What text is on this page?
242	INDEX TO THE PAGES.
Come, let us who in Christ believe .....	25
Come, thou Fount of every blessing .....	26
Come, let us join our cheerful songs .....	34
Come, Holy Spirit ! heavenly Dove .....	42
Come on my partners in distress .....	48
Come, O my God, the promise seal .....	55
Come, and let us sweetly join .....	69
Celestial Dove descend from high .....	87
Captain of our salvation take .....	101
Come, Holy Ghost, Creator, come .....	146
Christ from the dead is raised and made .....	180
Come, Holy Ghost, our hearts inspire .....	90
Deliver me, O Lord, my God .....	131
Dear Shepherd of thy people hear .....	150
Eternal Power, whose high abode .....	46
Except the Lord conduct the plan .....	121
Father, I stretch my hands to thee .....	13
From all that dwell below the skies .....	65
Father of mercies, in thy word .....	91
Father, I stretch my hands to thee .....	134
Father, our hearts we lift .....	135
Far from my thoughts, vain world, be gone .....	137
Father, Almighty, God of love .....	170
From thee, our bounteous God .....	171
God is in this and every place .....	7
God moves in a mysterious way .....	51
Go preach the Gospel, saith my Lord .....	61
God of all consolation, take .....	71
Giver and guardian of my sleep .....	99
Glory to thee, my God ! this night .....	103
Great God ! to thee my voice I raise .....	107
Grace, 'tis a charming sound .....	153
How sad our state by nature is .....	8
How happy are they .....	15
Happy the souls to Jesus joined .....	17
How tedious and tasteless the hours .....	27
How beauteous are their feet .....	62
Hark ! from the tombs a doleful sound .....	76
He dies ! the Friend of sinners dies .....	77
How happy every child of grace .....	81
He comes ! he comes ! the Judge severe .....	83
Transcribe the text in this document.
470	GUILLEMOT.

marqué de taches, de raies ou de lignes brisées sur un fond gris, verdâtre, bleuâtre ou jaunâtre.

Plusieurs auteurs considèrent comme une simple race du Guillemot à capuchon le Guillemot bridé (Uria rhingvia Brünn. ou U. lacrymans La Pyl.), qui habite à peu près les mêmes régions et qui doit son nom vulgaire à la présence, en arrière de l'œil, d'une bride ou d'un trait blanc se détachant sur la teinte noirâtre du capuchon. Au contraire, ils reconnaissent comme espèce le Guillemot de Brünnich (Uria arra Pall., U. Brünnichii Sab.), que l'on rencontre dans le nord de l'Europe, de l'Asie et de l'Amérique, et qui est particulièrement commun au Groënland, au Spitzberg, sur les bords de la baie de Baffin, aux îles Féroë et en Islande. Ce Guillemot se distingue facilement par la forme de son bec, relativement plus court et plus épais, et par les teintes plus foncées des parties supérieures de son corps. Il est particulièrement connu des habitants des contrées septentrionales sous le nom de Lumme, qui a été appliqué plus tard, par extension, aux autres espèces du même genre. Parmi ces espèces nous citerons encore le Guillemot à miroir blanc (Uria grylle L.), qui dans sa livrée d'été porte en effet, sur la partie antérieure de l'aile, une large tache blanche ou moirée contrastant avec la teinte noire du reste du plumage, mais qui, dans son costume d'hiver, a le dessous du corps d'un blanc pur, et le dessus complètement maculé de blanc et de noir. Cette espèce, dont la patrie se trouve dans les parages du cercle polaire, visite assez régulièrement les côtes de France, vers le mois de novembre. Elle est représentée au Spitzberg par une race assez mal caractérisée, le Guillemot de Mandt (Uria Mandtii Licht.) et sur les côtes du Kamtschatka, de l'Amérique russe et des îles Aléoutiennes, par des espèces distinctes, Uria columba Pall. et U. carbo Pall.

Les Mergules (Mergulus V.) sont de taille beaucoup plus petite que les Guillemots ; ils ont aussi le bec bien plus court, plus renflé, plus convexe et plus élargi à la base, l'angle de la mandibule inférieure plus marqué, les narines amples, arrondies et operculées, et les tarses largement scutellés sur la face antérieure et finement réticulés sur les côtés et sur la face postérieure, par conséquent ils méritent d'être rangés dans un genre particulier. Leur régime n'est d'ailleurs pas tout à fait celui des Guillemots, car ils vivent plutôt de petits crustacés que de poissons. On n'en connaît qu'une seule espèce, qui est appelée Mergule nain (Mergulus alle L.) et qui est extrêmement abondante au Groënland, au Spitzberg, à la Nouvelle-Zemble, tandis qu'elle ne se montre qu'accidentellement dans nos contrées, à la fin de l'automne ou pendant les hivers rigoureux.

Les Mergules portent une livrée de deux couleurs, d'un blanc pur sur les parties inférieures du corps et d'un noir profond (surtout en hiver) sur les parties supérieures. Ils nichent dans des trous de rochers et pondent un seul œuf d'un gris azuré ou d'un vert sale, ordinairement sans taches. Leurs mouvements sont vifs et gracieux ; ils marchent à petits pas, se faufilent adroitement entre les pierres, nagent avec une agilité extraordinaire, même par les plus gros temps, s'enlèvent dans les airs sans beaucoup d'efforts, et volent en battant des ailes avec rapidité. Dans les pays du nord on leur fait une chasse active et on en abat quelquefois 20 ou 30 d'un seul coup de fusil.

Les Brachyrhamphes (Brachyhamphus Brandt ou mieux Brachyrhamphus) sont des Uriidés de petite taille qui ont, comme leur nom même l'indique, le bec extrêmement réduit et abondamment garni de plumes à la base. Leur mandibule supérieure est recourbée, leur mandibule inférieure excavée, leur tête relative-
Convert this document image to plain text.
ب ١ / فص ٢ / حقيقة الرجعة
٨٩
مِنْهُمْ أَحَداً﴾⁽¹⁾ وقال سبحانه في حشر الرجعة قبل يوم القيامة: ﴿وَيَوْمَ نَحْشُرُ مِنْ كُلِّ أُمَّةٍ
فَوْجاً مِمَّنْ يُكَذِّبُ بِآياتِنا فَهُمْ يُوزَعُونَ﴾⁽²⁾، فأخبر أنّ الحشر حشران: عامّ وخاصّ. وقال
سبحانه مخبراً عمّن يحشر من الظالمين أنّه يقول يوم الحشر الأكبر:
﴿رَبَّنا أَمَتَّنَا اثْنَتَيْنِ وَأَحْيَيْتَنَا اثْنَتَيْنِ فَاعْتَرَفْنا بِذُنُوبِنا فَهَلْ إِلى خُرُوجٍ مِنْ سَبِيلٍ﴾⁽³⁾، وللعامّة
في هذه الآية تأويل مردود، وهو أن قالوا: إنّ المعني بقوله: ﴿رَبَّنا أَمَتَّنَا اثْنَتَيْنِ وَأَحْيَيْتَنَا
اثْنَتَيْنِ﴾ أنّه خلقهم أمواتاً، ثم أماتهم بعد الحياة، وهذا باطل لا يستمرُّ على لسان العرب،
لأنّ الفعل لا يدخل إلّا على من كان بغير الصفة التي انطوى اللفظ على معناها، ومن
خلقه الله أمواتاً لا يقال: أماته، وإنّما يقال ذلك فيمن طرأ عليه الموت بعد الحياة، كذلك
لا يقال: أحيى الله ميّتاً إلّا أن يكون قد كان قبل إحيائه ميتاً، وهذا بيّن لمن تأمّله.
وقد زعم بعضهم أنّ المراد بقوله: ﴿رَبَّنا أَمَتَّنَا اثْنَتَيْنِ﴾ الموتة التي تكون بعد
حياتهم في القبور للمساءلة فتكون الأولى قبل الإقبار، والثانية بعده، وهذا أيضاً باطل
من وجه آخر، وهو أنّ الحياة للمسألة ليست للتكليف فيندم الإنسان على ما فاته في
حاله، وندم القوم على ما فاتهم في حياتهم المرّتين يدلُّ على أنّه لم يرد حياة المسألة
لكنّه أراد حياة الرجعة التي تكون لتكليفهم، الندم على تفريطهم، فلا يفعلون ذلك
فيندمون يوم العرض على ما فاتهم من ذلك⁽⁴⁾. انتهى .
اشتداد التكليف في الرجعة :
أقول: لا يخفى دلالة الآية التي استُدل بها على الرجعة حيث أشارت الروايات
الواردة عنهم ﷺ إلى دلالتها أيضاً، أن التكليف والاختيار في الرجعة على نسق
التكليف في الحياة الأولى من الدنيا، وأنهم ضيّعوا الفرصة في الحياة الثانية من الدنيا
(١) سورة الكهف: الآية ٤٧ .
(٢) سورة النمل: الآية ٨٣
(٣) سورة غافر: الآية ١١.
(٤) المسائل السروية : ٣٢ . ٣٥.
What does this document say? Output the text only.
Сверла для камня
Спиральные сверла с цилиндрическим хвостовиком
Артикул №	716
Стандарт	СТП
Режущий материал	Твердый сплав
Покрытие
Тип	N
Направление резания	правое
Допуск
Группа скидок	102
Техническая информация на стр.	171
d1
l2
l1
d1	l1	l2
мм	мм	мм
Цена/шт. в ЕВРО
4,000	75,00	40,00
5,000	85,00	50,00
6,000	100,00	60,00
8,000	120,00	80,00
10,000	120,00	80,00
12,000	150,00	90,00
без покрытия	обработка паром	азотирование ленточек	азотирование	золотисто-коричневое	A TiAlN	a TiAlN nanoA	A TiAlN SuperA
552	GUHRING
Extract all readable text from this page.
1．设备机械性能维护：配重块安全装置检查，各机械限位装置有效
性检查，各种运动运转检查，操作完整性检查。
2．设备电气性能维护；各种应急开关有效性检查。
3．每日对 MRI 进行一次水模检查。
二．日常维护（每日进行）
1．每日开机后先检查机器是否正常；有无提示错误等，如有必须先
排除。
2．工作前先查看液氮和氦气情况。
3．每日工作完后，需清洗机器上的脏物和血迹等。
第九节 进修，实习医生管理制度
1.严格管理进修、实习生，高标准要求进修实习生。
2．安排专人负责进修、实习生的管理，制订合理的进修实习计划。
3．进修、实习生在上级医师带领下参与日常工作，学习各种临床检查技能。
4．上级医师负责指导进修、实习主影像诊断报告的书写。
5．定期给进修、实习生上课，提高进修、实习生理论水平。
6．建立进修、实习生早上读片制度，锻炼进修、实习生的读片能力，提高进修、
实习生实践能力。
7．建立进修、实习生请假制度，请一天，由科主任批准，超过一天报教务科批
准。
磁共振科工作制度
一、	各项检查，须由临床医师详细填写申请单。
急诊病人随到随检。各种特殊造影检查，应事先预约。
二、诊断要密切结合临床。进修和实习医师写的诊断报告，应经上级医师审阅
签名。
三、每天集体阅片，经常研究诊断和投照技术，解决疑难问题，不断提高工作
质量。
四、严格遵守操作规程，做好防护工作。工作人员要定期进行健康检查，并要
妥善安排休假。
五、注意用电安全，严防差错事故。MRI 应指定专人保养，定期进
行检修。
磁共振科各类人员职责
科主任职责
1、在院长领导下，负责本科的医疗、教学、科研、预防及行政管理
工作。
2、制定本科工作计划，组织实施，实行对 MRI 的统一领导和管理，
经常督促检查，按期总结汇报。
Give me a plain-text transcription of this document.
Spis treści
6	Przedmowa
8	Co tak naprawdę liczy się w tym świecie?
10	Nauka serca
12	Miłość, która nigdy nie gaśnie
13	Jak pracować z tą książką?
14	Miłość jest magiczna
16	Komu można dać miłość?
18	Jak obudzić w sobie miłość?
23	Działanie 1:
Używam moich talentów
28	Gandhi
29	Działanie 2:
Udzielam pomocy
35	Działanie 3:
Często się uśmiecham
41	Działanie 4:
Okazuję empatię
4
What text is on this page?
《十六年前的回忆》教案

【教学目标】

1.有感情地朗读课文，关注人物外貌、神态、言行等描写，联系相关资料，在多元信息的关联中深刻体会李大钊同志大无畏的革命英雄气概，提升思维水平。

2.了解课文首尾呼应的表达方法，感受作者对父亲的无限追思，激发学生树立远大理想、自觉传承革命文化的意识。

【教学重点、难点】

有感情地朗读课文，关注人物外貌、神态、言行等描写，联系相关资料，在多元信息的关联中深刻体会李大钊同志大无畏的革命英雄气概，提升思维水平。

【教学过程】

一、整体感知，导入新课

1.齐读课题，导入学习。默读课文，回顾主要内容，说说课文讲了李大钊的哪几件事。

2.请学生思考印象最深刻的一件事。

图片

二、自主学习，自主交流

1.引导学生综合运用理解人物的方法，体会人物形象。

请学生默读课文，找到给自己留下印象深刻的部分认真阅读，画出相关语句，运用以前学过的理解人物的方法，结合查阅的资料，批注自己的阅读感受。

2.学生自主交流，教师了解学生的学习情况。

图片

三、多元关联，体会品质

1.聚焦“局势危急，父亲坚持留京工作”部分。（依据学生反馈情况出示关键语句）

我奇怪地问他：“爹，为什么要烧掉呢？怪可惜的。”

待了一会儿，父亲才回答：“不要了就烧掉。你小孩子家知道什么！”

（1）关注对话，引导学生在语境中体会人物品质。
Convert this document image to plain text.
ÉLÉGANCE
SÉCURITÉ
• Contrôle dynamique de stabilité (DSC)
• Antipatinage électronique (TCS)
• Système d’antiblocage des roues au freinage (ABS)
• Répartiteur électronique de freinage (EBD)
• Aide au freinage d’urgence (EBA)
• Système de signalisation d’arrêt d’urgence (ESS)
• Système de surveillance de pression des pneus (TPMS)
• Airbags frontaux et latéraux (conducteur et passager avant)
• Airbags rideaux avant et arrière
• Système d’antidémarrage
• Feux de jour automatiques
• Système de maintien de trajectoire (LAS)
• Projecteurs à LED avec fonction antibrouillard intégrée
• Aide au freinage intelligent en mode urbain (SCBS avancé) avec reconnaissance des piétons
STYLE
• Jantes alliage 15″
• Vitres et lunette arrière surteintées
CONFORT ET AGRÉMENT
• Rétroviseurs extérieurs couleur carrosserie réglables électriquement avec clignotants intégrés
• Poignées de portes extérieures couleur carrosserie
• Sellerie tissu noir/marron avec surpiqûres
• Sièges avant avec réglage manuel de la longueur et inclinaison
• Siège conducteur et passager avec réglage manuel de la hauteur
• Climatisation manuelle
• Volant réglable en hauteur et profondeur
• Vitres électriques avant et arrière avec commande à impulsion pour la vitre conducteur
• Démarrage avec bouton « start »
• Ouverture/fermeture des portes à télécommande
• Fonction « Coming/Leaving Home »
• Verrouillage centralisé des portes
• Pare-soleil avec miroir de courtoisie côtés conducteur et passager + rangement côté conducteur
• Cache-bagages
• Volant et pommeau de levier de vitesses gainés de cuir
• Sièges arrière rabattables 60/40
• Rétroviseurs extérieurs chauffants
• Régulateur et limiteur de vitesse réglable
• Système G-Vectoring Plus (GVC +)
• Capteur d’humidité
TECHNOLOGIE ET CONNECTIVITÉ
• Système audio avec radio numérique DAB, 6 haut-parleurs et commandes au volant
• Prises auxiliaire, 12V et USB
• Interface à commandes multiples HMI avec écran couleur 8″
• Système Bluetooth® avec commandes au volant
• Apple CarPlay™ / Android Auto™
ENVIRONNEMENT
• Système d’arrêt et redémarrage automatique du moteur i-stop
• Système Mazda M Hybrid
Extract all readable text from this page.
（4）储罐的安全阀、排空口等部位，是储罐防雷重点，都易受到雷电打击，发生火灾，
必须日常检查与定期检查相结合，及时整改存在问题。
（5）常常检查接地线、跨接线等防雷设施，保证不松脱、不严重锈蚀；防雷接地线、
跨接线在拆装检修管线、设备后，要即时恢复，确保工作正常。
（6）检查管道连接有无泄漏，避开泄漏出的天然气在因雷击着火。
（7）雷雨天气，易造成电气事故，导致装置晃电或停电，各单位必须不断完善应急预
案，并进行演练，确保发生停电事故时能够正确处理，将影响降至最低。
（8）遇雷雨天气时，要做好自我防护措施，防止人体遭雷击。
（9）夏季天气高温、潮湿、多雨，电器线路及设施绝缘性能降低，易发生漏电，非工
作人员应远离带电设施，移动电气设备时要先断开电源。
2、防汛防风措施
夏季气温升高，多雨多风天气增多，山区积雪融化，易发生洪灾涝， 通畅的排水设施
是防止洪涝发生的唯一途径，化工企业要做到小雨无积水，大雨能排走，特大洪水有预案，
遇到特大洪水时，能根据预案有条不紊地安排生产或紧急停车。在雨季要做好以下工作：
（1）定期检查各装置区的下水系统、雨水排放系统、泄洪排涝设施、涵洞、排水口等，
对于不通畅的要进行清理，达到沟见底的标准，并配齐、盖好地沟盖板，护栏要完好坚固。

> [THE REQUEST]
How many lines of the listing above include the word "Sièges"? State the number and nothing else.

> [TASK RESPONSE]
2